··· EXERCISE MATERIAL ···

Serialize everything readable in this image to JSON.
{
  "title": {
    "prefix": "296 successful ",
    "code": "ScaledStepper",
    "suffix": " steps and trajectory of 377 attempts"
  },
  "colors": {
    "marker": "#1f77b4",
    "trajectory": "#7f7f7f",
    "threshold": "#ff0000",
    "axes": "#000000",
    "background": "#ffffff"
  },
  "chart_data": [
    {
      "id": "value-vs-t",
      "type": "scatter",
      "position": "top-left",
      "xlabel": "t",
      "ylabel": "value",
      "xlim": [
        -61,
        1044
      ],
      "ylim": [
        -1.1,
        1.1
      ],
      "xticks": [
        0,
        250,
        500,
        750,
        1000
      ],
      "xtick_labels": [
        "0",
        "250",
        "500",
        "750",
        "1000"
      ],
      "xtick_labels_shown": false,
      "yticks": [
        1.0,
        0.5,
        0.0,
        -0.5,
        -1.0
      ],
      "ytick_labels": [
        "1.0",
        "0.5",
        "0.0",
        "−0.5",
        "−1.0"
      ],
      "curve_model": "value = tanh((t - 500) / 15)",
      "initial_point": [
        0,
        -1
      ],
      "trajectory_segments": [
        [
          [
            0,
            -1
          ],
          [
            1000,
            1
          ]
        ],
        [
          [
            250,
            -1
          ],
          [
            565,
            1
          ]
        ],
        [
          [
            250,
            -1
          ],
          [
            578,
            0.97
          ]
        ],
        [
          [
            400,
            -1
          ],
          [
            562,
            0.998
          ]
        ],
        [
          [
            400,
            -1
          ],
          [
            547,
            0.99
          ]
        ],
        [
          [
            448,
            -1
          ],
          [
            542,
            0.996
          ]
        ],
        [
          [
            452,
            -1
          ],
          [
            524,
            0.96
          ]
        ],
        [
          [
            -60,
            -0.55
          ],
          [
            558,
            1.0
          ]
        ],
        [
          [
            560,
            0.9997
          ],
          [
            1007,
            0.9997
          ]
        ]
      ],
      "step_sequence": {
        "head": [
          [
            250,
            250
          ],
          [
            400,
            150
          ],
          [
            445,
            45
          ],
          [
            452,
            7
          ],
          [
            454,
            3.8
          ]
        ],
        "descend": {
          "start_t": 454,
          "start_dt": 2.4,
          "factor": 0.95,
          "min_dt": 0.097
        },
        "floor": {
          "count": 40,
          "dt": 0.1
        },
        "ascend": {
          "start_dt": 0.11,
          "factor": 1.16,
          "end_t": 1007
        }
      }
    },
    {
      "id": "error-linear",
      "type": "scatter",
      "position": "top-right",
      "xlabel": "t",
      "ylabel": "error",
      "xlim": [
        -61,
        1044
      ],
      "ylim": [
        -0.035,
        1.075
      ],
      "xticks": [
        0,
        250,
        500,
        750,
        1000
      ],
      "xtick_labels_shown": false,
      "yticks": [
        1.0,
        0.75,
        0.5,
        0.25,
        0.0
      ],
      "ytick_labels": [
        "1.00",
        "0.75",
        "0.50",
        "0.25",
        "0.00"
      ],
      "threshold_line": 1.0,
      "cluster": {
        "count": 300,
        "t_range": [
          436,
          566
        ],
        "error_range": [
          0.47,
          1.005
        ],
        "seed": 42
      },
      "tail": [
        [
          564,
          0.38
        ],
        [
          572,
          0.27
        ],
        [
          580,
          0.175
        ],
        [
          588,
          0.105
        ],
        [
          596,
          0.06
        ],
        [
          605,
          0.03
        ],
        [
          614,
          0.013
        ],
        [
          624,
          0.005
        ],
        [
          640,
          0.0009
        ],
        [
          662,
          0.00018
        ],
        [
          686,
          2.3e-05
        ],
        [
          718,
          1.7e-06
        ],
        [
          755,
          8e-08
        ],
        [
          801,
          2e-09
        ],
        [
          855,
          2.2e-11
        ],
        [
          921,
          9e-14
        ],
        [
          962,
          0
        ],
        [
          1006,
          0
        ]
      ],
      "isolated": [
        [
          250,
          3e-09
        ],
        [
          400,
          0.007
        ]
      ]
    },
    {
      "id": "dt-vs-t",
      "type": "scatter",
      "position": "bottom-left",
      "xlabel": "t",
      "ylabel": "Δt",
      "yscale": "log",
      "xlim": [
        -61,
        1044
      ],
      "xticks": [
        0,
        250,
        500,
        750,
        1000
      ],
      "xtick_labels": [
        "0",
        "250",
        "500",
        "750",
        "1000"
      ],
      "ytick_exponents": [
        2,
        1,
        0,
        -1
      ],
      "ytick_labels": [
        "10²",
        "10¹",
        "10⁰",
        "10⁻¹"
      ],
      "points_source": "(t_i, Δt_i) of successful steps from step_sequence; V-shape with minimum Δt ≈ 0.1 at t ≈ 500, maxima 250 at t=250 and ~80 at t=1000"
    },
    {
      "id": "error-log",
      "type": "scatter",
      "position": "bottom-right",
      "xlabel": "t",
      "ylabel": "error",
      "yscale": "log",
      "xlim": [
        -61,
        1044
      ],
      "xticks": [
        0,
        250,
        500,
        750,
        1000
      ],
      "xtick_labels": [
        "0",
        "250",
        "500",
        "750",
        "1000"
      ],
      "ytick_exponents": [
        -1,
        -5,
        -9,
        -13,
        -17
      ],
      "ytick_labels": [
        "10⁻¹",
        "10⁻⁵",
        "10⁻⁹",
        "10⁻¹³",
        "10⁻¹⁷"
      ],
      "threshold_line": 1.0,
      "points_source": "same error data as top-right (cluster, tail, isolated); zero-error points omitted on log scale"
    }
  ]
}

···

Extract all lines that hold the word "ylabel".

• [SOLUTION FOR THIS TASK]
      "ylabel": "value",
      "ylabel": "error",
      "ylabel": "Δt",
      "ylabel": "error",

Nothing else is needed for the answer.